** Start of Items **

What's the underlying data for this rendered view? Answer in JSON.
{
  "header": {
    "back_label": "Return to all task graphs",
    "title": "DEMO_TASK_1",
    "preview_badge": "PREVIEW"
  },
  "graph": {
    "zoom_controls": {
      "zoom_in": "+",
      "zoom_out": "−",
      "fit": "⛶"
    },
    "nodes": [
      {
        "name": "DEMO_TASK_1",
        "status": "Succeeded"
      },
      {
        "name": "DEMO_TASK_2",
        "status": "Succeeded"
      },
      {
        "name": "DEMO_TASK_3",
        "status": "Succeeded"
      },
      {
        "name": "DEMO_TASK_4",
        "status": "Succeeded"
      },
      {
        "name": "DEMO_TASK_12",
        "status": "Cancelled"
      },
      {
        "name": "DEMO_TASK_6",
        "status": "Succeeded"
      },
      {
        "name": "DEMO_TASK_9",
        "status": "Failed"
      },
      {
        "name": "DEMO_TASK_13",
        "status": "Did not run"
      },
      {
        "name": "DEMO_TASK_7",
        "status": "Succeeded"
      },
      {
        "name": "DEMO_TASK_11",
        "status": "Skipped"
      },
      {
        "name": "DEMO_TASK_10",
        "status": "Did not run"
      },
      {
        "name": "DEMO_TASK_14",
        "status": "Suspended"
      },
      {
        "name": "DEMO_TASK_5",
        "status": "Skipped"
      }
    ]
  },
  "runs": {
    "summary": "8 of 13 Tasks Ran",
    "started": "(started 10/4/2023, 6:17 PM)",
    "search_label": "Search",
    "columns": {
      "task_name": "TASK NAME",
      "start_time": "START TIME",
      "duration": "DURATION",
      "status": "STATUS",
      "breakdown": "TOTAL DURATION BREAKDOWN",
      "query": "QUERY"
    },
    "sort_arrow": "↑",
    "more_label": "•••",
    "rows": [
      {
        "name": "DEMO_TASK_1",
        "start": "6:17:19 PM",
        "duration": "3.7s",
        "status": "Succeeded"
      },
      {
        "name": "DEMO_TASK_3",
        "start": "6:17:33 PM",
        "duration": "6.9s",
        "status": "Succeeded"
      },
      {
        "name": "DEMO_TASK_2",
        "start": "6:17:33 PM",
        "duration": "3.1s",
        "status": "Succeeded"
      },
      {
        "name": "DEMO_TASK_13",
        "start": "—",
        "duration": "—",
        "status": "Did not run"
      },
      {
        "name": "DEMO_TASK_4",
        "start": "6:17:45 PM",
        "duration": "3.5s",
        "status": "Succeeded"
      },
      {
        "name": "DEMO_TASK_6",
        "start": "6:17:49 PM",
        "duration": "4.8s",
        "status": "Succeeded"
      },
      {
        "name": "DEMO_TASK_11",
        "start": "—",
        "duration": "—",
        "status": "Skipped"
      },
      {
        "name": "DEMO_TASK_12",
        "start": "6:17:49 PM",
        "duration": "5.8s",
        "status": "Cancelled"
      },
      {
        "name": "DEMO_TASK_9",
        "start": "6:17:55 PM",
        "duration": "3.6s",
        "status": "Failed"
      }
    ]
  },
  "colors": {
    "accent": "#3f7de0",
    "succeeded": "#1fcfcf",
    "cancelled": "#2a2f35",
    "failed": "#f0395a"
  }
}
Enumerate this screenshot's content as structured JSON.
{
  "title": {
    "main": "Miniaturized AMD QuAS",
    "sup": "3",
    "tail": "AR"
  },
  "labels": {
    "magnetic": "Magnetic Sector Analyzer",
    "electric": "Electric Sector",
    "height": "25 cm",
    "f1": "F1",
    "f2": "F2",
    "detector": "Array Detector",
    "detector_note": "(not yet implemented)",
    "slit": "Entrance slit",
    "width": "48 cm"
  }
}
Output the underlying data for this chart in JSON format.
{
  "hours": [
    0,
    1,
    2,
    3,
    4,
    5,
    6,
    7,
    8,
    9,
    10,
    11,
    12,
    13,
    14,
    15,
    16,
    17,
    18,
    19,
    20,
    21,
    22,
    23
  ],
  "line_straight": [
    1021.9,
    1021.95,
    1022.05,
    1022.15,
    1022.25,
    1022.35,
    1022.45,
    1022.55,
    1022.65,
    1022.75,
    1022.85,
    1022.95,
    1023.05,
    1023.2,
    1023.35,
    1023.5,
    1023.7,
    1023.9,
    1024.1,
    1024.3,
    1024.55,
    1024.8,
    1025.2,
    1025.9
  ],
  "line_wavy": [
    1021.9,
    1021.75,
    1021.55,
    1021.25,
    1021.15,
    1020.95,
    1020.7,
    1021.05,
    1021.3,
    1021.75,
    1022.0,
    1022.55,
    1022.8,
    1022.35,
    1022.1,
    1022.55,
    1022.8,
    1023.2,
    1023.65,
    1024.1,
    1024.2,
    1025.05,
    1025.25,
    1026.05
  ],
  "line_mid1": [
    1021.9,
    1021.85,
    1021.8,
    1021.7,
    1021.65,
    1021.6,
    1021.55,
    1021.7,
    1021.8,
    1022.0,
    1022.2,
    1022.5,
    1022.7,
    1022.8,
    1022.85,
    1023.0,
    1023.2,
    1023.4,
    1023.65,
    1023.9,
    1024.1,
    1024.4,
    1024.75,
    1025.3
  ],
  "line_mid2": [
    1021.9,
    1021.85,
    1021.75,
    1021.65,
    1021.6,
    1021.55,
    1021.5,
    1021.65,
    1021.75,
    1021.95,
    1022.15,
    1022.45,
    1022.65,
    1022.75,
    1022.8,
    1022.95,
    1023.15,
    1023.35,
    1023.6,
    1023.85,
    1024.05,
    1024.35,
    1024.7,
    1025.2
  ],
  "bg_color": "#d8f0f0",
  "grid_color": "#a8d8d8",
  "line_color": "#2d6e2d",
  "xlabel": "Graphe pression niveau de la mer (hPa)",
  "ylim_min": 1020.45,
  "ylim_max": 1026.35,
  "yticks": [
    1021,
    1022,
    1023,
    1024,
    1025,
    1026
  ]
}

** End of Items **

> _Task requirements_
Retype the listing above in full, with no alterations.

> _Response_
What's the underlying data for this rendered view? Answer in JSON.
{
  "header": {
    "back_label": "Return to all task graphs",
    "title": "DEMO_TASK_1",
    "preview_badge": "PREVIEW"
  },
  "graph": {
    "zoom_controls": {
      "zoom_in": "+",
      "zoom_out": "−",
      "fit": "⛶"
    },
    "nodes": [
      {
        "name": "DEMO_TASK_1",
        "status": "Succeeded"
      },
      {
        "name": "DEMO_TASK_2",
        "status": "Succeeded"
      },
      {
        "name": "DEMO_TASK_3",
        "status": "Succeeded"
      },
      {
        "name": "DEMO_TASK_4",
        "status": "Succeeded"
      },
      {
        "name": "DEMO_TASK_12",
        "status": "Cancelled"
      },
      {
        "name": "DEMO_TASK_6",
        "status": "Succeeded"
      },
      {
        "name": "DEMO_TASK_9",
        "status": "Failed"
      },
      {
        "name": "DEMO_TASK_13",
        "status": "Did not run"
      },
      {
        "name": "DEMO_TASK_7",
        "status": "Succeeded"
      },
      {
        "name": "DEMO_TASK_11",
        "status": "Skipped"
      },
      {
        "name": "DEMO_TASK_10",
        "status": "Did not run"
      },
      {
        "name": "DEMO_TASK_14",
        "status": "Suspended"
      },
      {
        "name": "DEMO_TASK_5",
        "status": "Skipped"
      }
    ]
  },
  "runs": {
    "summary": "8 of 13 Tasks Ran",
    "started": "(started 10/4/2023, 6:17 PM)",
    "search_label": "Search",
    "columns": {
      "task_name": "TASK NAME",
      "start_time": "START TIME",
      "duration": "DURATION",
      "status": "STATUS",
      "breakdown": "TOTAL DURATION BREAKDOWN",
      "query": "QUERY"
    },
    "sort_arrow": "↑",
    "more_label": "•••",
    "rows": [
      {
        "name": "DEMO_TASK_1",
        "start": "6:17:19 PM",
        "duration": "3.7s",
        "status": "Succeeded"
      },
      {
        "name": "DEMO_TASK_3",
        "start": "6:17:33 PM",
        "duration": "6.9s",
        "status": "Succeeded"
      },
      {
        "name": "DEMO_TASK_2",
        "start": "6:17:33 PM",
        "duration": "3.1s",
        "status": "Succeeded"
      },
      {
        "name": "DEMO_TASK_13",
        "start": "—",
        "duration": "—",
        "status": "Did not run"
      },
      {
        "name": "DEMO_TASK_4",
        "start": "6:17:45 PM",
        "duration": "3.5s",
        "status": "Succeeded"
      },
      {
        "name": "DEMO_TASK_6",
        "start": "6:17:49 PM",
        "duration": "4.8s",
        "status": "Succeeded"
      },
      {
        "name": "DEMO_TASK_11",
        "start": "—",
        "duration": "—",
        "status": "Skipped"
      },
      {
        "name": "DEMO_TASK_12",
        "start": "6:17:49 PM",
        "duration": "5.8s",
        "status": "Cancelled"
      },
      {
        "name": "DEMO_TASK_9",
        "start": "6:17:55 PM",
        "duration": "3.6s",
        "status": "Failed"
      }
    ]
  },
  "colors": {
    "accent": "#3f7de0",
    "succeeded": "#1fcfcf",
    "cancelled": "#2a2f35",
    "failed": "#f0395a"
  }
}
Enumerate this screenshot's content as structured JSON.
{
  "title": {
    "main": "Miniaturized AMD QuAS",
    "sup": "3",
    "tail": "AR"
  },
  "labels": {
    "magnetic": "Magnetic Sector Analyzer",
    "electric": "Electric Sector",
    "height": "25 cm",
    "f1": "F1",
    "f2": "F2",
    "detector": "Array Detector",
    "detector_note": "(not yet implemented)",
    "slit": "Entrance slit",
    "width": "48 cm"
  }
}
Output the underlying data for this chart in JSON format.
{
  "hours": [
    0,
    1,
    2,
    3,
    4,
    5,
    6,
    7,
    8,
    9,
    10,
    11,
    12,
    13,
    14,
    15,
    16,
    17,
    18,
    19,
    20,
    21,
    22,
    23
  ],
  "line_straight": [
    1021.9,
    1021.95,
    1022.05,
    1022.15,
    1022.25,
    1022.35,
    1022.45,
    1022.55,
    1022.65,
    1022.75,
    1022.85,
    1022.95,
    1023.05,
    1023.2,
    1023.35,
    1023.5,
    1023.7,
    1023.9,
    1024.1,
    1024.3,
    1024.55,
    1024.8,
    1025.2,
    1025.9
  ],
  "line_wavy": [
    1021.9,
    1021.75,
    1021.55,
    1021.25,
    1021.15,
    1020.95,
    1020.7,
    1021.05,
    1021.3,
    1021.75,
    1022.0,
    1022.55,
    1022.8,
    1022.35,
    1022.1,
    1022.55,
    1022.8,
    1023.2,
    1023.65,
    1024.1,
    1024.2,
    1025.05,
    1025.25,
    1026.05
  ],
  "line_mid1": [
    1021.9,
    1021.85,
    1021.8,
    1021.7,
    1021.65,
    1021.6,
    1021.55,
    1021.7,
    1021.8,
    1022.0,
    1022.2,
    1022.5,
    1022.7,
    1022.8,
    1022.85,
    1023.0,
    1023.2,
    1023.4,
    1023.65,
    1023.9,
    1024.1,
    1024.4,
    1024.75,
    1025.3
  ],
  "line_mid2": [
    1021.9,
    1021.85,
    1021.75,
    1021.65,
    1021.6,
    1021.55,
    1021.5,
    1021.65,
    1021.75,
    1021.95,
    1022.15,
    1022.45,
    1022.65,
    1022.75,
    1022.8,
    1022.95,
    1023.15,
    1023.35,
    1023.6,
    1023.85,
    1024.05,
    1024.35,
    1024.7,
    1025.2
  ],
  "bg_color": "#d8f0f0",
  "grid_color": "#a8d8d8",
  "line_color": "#2d6e2d",
  "xlabel": "Graphe pression niveau de la mer (hPa)",
  "ylim_min": 1020.45,
  "ylim_max": 1026.35,
  "yticks": [
    1021,
    1022,
    1023,
    1024,
    1025,
    1026
  ]
}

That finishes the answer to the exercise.